Short exercise: Track down the lines that contain "text" and copy them.
-- Start --
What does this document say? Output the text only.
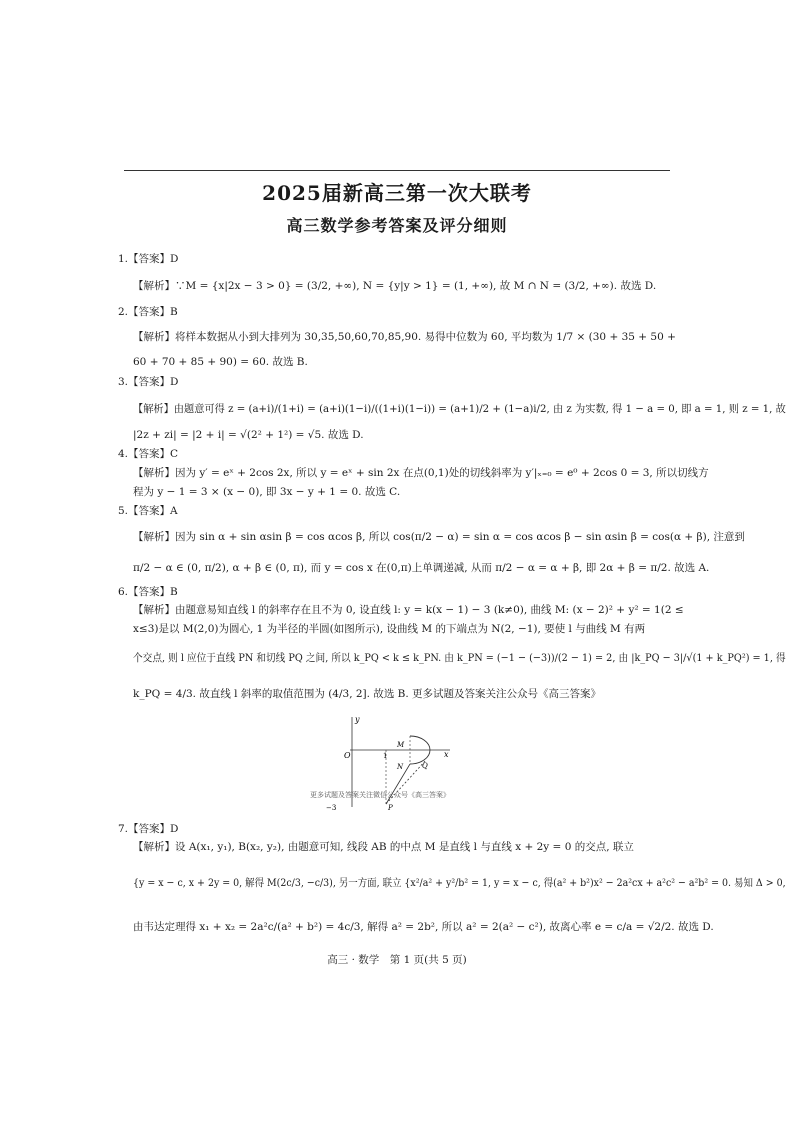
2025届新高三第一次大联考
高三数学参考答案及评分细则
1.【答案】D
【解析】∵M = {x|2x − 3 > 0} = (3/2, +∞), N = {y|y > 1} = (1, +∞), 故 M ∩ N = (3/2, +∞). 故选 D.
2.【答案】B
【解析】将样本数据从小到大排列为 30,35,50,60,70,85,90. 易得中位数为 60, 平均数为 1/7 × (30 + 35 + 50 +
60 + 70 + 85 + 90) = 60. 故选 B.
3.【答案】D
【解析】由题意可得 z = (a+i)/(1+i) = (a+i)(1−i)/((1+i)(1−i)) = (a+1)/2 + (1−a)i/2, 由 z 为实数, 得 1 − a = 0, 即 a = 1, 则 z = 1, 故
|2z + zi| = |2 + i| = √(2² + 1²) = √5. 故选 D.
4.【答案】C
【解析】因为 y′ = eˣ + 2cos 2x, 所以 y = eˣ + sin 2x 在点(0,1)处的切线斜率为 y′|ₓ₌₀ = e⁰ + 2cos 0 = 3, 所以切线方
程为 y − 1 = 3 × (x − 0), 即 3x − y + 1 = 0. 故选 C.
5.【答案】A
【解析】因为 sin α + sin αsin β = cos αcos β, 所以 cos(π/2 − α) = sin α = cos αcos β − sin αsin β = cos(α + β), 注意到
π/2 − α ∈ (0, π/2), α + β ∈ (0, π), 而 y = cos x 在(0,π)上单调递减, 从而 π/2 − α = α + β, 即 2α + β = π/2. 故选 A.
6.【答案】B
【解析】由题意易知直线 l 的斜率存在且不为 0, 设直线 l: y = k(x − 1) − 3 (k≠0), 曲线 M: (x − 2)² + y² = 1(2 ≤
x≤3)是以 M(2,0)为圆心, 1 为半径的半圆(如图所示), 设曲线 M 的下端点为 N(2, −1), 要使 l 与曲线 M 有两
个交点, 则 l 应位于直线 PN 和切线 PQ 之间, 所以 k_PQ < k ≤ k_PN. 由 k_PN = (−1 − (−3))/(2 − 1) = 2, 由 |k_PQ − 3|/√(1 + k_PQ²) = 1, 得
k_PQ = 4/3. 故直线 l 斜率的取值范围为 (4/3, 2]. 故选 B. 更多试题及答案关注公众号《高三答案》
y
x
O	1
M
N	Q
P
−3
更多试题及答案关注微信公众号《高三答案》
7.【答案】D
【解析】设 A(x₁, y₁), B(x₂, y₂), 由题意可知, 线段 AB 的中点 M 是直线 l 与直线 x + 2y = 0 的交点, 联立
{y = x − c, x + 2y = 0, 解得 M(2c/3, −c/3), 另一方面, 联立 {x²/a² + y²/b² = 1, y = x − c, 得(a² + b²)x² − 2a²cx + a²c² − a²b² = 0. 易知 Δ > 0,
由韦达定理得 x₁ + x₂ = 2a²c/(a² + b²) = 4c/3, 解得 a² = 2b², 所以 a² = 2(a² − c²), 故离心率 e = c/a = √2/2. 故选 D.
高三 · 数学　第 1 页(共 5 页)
-- End --
-- Start --
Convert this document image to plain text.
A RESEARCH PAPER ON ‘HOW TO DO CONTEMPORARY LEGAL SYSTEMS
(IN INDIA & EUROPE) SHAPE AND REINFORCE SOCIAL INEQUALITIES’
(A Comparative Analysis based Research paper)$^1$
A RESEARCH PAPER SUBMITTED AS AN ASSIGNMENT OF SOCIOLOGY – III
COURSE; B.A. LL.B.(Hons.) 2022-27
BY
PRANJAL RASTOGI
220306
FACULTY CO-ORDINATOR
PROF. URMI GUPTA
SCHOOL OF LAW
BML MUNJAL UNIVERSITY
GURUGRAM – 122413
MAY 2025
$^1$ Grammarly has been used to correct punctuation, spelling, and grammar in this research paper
-- End --
Output for this task:
What does this document say? Output the text only.
Convert this document image to plain text.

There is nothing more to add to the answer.